*Task requirements:*
A) In the post about MCH pedestal data, why must the raw pedestal data be stored as-is rather than converted into compressed TimeFrames? Answer in one to three sentences.
B) Continue the post about MCH pedestal data from the point where it stops.

*Excerpted text:*
***

Dear experts,
MCH plans to regularly collect pedestal data that will be used to asses the status of the readout. and to identify dead and/or noisy channels that need to be masked for physics data taking.
The pedestal data consists of large, fixed-size events collected at very low trigger rates, of the order of few Hz or few tenth of Hz. The raw data has to be stored as-is, and cannot be converted into compressed TimeFrames because the information about the individual ADC samples would be lost. Hence my first qiestion:
- will it be possible to save raw non-compressed TimeFrames when collecting MCH pedestal data?
The pedestal data will then be processed to compute the mean and RMS of the pedestal values for each readout channel. This information will be used to asses whether the front-end electronics is properly working, and to identify dead/noisy channels that need to be masked for physics data taking.
The extraction of the channel-by-channel pedestal mean/RMS values cannot be parallelized in the usual way, because the data of a given channel must be computed by a single process. It is therefore not possible to parallelize the computation by dispatching the different TimeFrames to different computing nodes.

***

*Provided data:*

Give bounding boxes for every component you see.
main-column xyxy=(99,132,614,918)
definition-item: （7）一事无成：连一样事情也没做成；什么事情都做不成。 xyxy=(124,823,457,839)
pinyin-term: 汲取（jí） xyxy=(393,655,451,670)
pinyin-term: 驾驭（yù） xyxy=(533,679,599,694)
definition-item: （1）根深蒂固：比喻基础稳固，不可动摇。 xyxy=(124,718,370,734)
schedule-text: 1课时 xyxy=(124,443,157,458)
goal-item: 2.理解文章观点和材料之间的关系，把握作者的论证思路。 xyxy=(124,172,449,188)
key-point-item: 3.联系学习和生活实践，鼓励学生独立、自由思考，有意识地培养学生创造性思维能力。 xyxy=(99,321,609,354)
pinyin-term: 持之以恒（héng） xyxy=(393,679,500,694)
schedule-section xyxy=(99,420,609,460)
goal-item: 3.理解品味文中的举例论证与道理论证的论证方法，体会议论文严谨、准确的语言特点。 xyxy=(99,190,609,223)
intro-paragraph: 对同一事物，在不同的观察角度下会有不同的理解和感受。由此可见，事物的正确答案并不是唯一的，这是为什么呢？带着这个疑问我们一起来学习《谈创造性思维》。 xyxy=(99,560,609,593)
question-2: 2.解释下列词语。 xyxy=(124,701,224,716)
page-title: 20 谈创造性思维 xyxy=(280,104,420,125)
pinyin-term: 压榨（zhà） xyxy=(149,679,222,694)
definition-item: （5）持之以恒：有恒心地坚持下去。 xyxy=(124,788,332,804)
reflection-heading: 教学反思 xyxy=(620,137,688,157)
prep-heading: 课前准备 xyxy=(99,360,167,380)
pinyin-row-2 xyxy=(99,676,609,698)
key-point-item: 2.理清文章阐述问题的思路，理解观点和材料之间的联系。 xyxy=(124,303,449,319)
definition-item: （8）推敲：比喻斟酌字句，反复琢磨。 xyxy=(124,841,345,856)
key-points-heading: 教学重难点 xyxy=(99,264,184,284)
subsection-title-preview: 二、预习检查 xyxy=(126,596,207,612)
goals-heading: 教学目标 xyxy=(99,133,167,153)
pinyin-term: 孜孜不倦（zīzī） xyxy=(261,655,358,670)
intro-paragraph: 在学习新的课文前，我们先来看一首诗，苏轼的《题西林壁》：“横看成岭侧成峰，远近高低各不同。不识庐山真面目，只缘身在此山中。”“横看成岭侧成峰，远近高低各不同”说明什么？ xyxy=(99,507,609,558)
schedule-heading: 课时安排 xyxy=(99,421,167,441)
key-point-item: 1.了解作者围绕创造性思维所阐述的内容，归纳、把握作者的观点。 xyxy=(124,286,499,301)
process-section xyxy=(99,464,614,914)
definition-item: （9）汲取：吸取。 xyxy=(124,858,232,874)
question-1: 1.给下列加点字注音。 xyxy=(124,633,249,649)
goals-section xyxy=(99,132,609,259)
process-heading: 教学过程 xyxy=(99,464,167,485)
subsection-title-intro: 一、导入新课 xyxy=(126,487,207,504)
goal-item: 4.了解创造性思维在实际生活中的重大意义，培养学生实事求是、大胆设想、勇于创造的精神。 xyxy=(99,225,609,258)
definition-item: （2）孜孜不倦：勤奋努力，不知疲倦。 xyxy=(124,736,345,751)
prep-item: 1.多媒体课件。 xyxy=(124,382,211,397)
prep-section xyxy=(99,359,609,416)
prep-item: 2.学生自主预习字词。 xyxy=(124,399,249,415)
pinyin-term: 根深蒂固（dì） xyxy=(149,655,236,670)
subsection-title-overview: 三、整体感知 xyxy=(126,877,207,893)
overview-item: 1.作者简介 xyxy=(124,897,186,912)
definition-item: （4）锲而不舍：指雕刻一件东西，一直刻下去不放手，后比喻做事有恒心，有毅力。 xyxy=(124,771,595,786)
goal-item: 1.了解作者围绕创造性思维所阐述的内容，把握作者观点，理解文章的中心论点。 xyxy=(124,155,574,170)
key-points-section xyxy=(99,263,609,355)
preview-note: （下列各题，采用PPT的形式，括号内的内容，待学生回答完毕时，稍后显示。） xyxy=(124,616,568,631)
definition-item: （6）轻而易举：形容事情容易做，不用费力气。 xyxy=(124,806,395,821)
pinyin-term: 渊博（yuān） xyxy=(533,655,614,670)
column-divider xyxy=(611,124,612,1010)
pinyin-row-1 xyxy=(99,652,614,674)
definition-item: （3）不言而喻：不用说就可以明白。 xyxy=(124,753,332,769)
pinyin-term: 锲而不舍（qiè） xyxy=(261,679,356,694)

***

*Answers given:*
A) Converting the raw pedestal data into compressed TimeFrames would lose the information about the individual ADC samples. The data therefore has to be kept as-is.

B)
It would be however possible to achieve a certain parallelization by dispatching the data from different CRU links to different nodes, making sure that each node always gets the data from the same link. So my second question:
- will it be possible to parallelize the processing such that each node gets all the data from a given CRU link?
The result of the pedestals processing will be some histograms that show the overall status of the readout and eventually highlight the portions that do not work properly, and a table of readout channels to be masked, with three columns like this:
LinkID BoardID ChannelID
This table should be stored both in the CDDB (so that the reconstruction knows which channels were disabled at a given time) and in the DCS DB (the table of disabled channels will be read each time the front-end is configured for physics data taking).
I guess that the O2 processing will write the table into the CDDB, and then the table will be replicated into the DCS DB.
- what is the current status of this CBBD <-> DCS DB replication? When do you think we could foresee some first tests?
When this table will be read by the MCH WinccOA software, we will need to perform some mapping that converts the LinkID
values into CRU,LINK
pairs, since this is how we address the front-end electronics in ALF-FRED. My understanding is that this mapping will be maintained by the central system, as it represents the actual wiring of the CRU optical links.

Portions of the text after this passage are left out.